== Records shown ==

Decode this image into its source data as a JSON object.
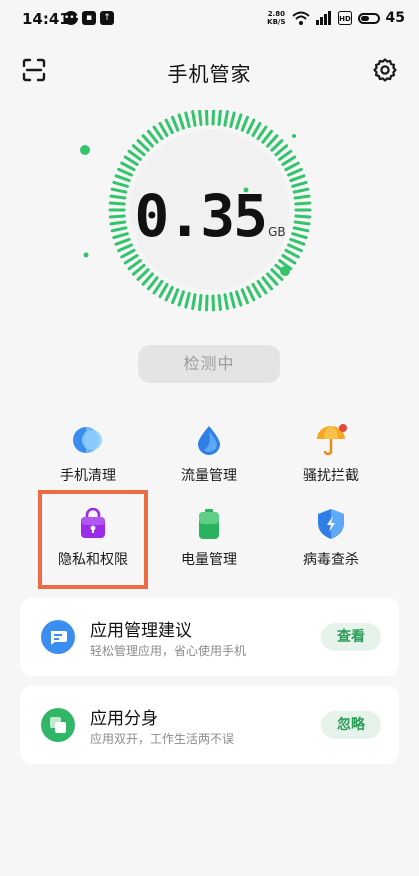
{
  "status_bar": {
    "time": "14:41",
    "net_speed_top": "2.80",
    "net_speed_bottom": "KB/S",
    "battery": "45"
  },
  "header": {
    "title": "手机管家"
  },
  "gauge": {
    "value": "0.35",
    "unit": "GB",
    "accent_color": "#33c46c"
  },
  "scan_button": {
    "label": "检测中"
  },
  "tools": [
    {
      "label": "手机清理",
      "icon": "phone-clean-icon"
    },
    {
      "label": "流量管理",
      "icon": "data-drop-icon"
    },
    {
      "label": "骚扰拦截",
      "icon": "umbrella-icon"
    },
    {
      "label": "隐私和权限",
      "icon": "privacy-bag-icon"
    },
    {
      "label": "电量管理",
      "icon": "battery-icon"
    },
    {
      "label": "病毒查杀",
      "icon": "shield-icon"
    }
  ],
  "cards": [
    {
      "title": "应用管理建议",
      "subtitle": "轻松管理应用，省心使用手机",
      "button": "查看",
      "icon_color": "#3a8ef0"
    },
    {
      "title": "应用分身",
      "subtitle": "应用双开，工作生活两不误",
      "button": "忽略",
      "icon_color": "#2fb667"
    }
  ]
}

===

Task statement -
The pictures in the entries should be left out; output everything else exactly.

Exercise response -
Decode this image into its source data as a JSON object.
{
  "status_bar": {
    "time": "14:41",
    "net_speed_top": "2.80",
    "net_speed_bottom": "KB/S",
    "battery": "45"
  },
  "header": {
    "title": "手机管家"
  },
  "gauge": {
    "value": "0.35",
    "unit": "GB",
    "accent_color": "#33c46c"
  },
  "scan_button": {
    "label": "检测中"
  },
  "tools": [
    {
      "label": "手机清理",
      "icon": "phone-clean-icon"
    },
    {
      "label": "流量管理",
      "icon": "data-drop-icon"
    },
    {
      "label": "骚扰拦截",
      "icon": "umbrella-icon"
    },
    {
      "label": "隐私和权限",
      "icon": "privacy-bag-icon"
    },
    {
      "label": "电量管理",
      "icon": "battery-icon"
    },
    {
      "label": "病毒查杀",
      "icon": "shield-icon"
    }
  ],
  "cards": [
    {
      "title": "应用管理建议",
      "subtitle": "轻松管理应用，省心使用手机",
      "button": "查看",
      "icon_color": "#3a8ef0"
    },
    {
      "title": "应用分身",
      "subtitle": "应用双开，工作生活两不误",
      "button": "忽略",
      "icon_color": "#2fb667"
    }
  ]
}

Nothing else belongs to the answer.